- _REQUIREMENT_:
In your copy, leave out the pictures; write out all the data exactly.

::::::::

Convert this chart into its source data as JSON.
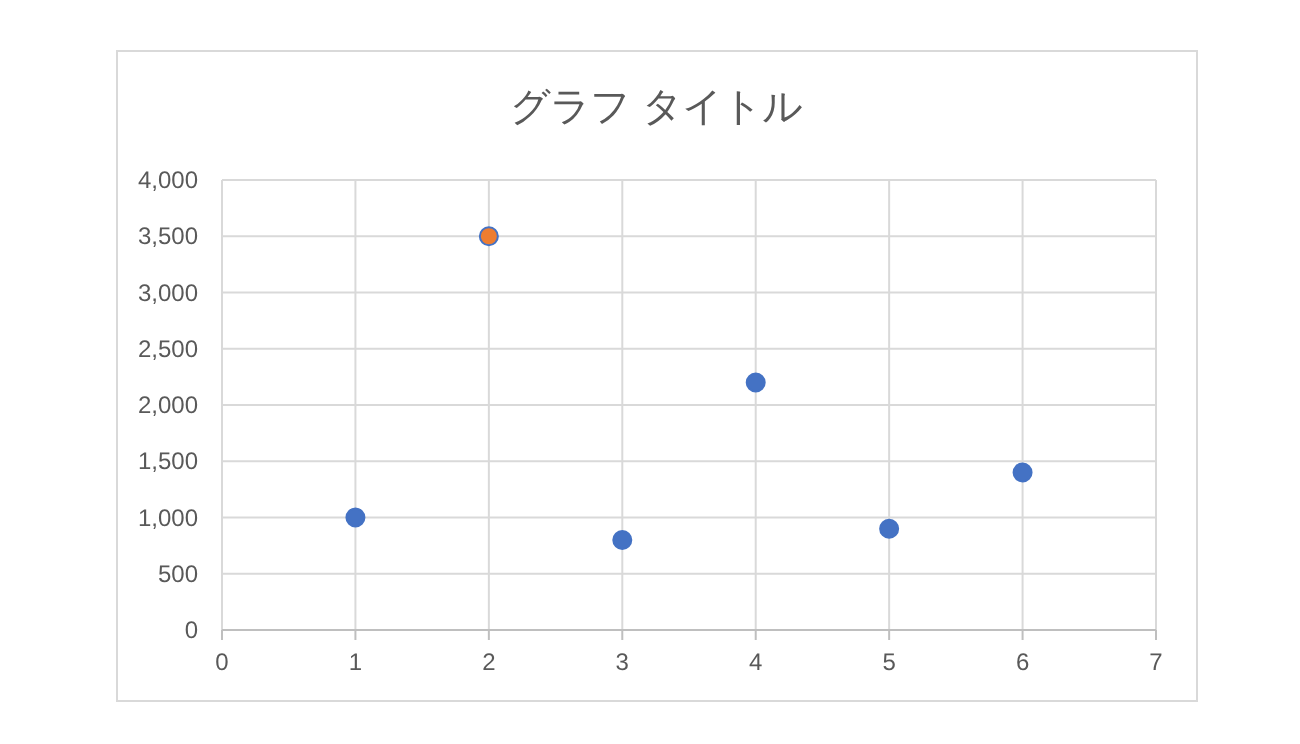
{
  "chart_data": {
    "type": "scatter",
    "title": "グラフ タイトル",
    "x": [
      1,
      2,
      3,
      4,
      5,
      6
    ],
    "series": [
      {
        "color": "#4472c4",
        "colors": [
          "#4472c4",
          "#ed7d31",
          "#4472c4",
          "#4472c4",
          "#4472c4",
          "#4472c4"
        ],
        "values": [
          1000,
          3500,
          800,
          2200,
          900,
          1400
        ]
      }
    ],
    "xlim": [
      0,
      7
    ],
    "xticks": [
      0,
      1,
      2,
      3,
      4,
      5,
      6,
      7
    ],
    "ylim": [
      0,
      4000
    ],
    "yticks": [
      0,
      {
        "value": 500,
        "label": "500"
      },
      {
        "value": 1000,
        "label": "1,000"
      },
      {
        "value": 1500,
        "label": "1,500"
      },
      {
        "value": 2000,
        "label": "2,000"
      },
      {
        "value": 2500,
        "label": "2,500"
      },
      {
        "value": 3000,
        "label": "3,000"
      },
      {
        "value": 3500,
        "label": "3,500"
      },
      {
        "value": 4000,
        "label": "4,000"
      }
    ],
    "grid": true,
    "marker": "circle"
  }
}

::::::::

- _ANSWER TO THE TASK_:
Convert this chart into its source data as JSON.
{
  "chart_data": {
    "type": "scatter",
    "title": "グラフ タイトル",
    "x": [
      1,
      2,
      3,
      4,
      5,
      6
    ],
    "series": [
      {
        "color": "#4472c4",
        "colors": [
          "#4472c4",
          "#ed7d31",
          "#4472c4",
          "#4472c4",
          "#4472c4",
          "#4472c4"
        ],
        "values": [
          1000,
          3500,
          800,
          2200,
          900,
          1400
        ]
      }
    ],
    "xlim": [
      0,
      7
    ],
    "xticks": [
      0,
      1,
      2,
      3,
      4,
      5,
      6,
      7
    ],
    "ylim": [
      0,
      4000
    ],
    "yticks": [
      0,
      {
        "value": 500,
        "label": "500"
      },
      {
        "value": 1000,
        "label": "1,000"
      },
      {
        "value": 1500,
        "label": "1,500"
      },
      {
        "value": 2000,
        "label": "2,000"
      },
      {
        "value": 2500,
        "label": "2,500"
      },
      {
        "value": 3000,
        "label": "3,000"
      },
      {
        "value": 3500,
        "label": "3,500"
      },
      {
        "value": 4000,
        "label": "4,000"
      }
    ],
    "grid": true,
    "marker": "circle"
  }
}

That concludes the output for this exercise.